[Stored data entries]

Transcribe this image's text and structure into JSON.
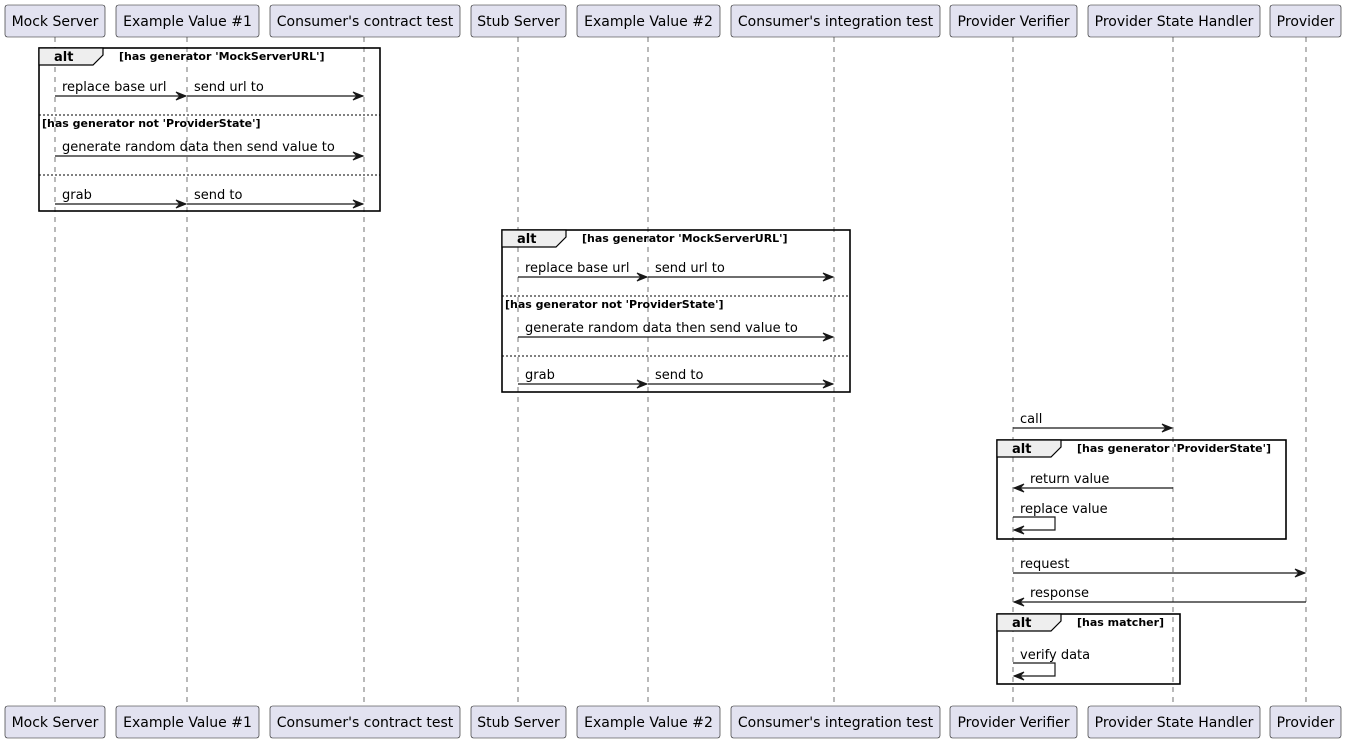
{
  "participants": [
    {
      "id": "mock_server",
      "label": "Mock Server"
    },
    {
      "id": "example_value_1",
      "label": "Example Value #1"
    },
    {
      "id": "consumer_contract_test",
      "label": "Consumer's contract test"
    },
    {
      "id": "stub_server",
      "label": "Stub Server"
    },
    {
      "id": "example_value_2",
      "label": "Example Value #2"
    },
    {
      "id": "consumer_integration_test",
      "label": "Consumer's integration test"
    },
    {
      "id": "provider_verifier",
      "label": "Provider Verifier"
    },
    {
      "id": "provider_state_handler",
      "label": "Provider State Handler"
    },
    {
      "id": "provider",
      "label": "Provider"
    }
  ],
  "frames": [
    {
      "keyword": "alt",
      "sections": [
        {
          "guard": "[has generator 'MockServerURL']",
          "messages": [
            {
              "from": "mock_server",
              "to": "example_value_1",
              "label": "replace base url"
            },
            {
              "from": "example_value_1",
              "to": "consumer_contract_test",
              "label": "send url to"
            }
          ]
        },
        {
          "guard": "[has generator not 'ProviderState']",
          "messages": [
            {
              "from": "mock_server",
              "to": "consumer_contract_test",
              "label": "generate random data then send value to"
            }
          ]
        },
        {
          "guard": "",
          "messages": [
            {
              "from": "mock_server",
              "to": "example_value_1",
              "label": "grab"
            },
            {
              "from": "example_value_1",
              "to": "consumer_contract_test",
              "label": "send to"
            }
          ]
        }
      ]
    },
    {
      "keyword": "alt",
      "sections": [
        {
          "guard": "[has generator 'MockServerURL']",
          "messages": [
            {
              "from": "stub_server",
              "to": "example_value_2",
              "label": "replace base url"
            },
            {
              "from": "example_value_2",
              "to": "consumer_integration_test",
              "label": "send url to"
            }
          ]
        },
        {
          "guard": "[has generator not 'ProviderState']",
          "messages": [
            {
              "from": "stub_server",
              "to": "consumer_integration_test",
              "label": "generate random data then send value to"
            }
          ]
        },
        {
          "guard": "",
          "messages": [
            {
              "from": "stub_server",
              "to": "example_value_2",
              "label": "grab"
            },
            {
              "from": "example_value_2",
              "to": "consumer_integration_test",
              "label": "send to"
            }
          ]
        }
      ]
    },
    {
      "keyword": "alt",
      "sections": [
        {
          "guard": "[has generator 'ProviderState']",
          "messages": [
            {
              "from": "provider_state_handler",
              "to": "provider_verifier",
              "label": "return value"
            },
            {
              "from": "provider_verifier",
              "to": "provider_verifier",
              "label": "replace value"
            }
          ]
        }
      ]
    },
    {
      "keyword": "alt",
      "sections": [
        {
          "guard": "[has matcher]",
          "messages": [
            {
              "from": "provider_verifier",
              "to": "provider_verifier",
              "label": "verify data"
            }
          ]
        }
      ]
    }
  ],
  "standalone_messages": [
    {
      "from": "provider_verifier",
      "to": "provider_state_handler",
      "label": "call"
    },
    {
      "from": "provider_verifier",
      "to": "provider",
      "label": "request"
    },
    {
      "from": "provider",
      "to": "provider_verifier",
      "label": "response"
    }
  ]
}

» Task goal:
The records shown above are to be repeated exactly, with the pictures left out.

» Written solution:
Transcribe this image's text and structure into JSON.
{
  "participants": [
    {
      "id": "mock_server",
      "label": "Mock Server"
    },
    {
      "id": "example_value_1",
      "label": "Example Value #1"
    },
    {
      "id": "consumer_contract_test",
      "label": "Consumer's contract test"
    },
    {
      "id": "stub_server",
      "label": "Stub Server"
    },
    {
      "id": "example_value_2",
      "label": "Example Value #2"
    },
    {
      "id": "consumer_integration_test",
      "label": "Consumer's integration test"
    },
    {
      "id": "provider_verifier",
      "label": "Provider Verifier"
    },
    {
      "id": "provider_state_handler",
      "label": "Provider State Handler"
    },
    {
      "id": "provider",
      "label": "Provider"
    }
  ],
  "frames": [
    {
      "keyword": "alt",
      "sections": [
        {
          "guard": "[has generator 'MockServerURL']",
          "messages": [
            {
              "from": "mock_server",
              "to": "example_value_1",
              "label": "replace base url"
            },
            {
              "from": "example_value_1",
              "to": "consumer_contract_test",
              "label": "send url to"
            }
          ]
        },
        {
          "guard": "[has generator not 'ProviderState']",
          "messages": [
            {
              "from": "mock_server",
              "to": "consumer_contract_test",
              "label": "generate random data then send value to"
            }
          ]
        },
        {
          "guard": "",
          "messages": [
            {
              "from": "mock_server",
              "to": "example_value_1",
              "label": "grab"
            },
            {
              "from": "example_value_1",
              "to": "consumer_contract_test",
              "label": "send to"
            }
          ]
        }
      ]
    },
    {
      "keyword": "alt",
      "sections": [
        {
          "guard": "[has generator 'MockServerURL']",
          "messages": [
            {
              "from": "stub_server",
              "to": "example_value_2",
              "label": "replace base url"
            },
            {
              "from": "example_value_2",
              "to": "consumer_integration_test",
              "label": "send url to"
            }
          ]
        },
        {
          "guard": "[has generator not 'ProviderState']",
          "messages": [
            {
              "from": "stub_server",
              "to": "consumer_integration_test",
              "label": "generate random data then send value to"
            }
          ]
        },
        {
          "guard": "",
          "messages": [
            {
              "from": "stub_server",
              "to": "example_value_2",
              "label": "grab"
            },
            {
              "from": "example_value_2",
              "to": "consumer_integration_test",
              "label": "send to"
            }
          ]
        }
      ]
    },
    {
      "keyword": "alt",
      "sections": [
        {
          "guard": "[has generator 'ProviderState']",
          "messages": [
            {
              "from": "provider_state_handler",
              "to": "provider_verifier",
              "label": "return value"
            },
            {
              "from": "provider_verifier",
              "to": "provider_verifier",
              "label": "replace value"
            }
          ]
        }
      ]
    },
    {
      "keyword": "alt",
      "sections": [
        {
          "guard": "[has matcher]",
          "messages": [
            {
              "from": "provider_verifier",
              "to": "provider_verifier",
              "label": "verify data"
            }
          ]
        }
      ]
    }
  ],
  "standalone_messages": [
    {
      "from": "provider_verifier",
      "to": "provider_state_handler",
      "label": "call"
    },
    {
      "from": "provider_verifier",
      "to": "provider",
      "label": "request"
    },
    {
      "from": "provider",
      "to": "provider_verifier",
      "label": "response"
    }
  ]
}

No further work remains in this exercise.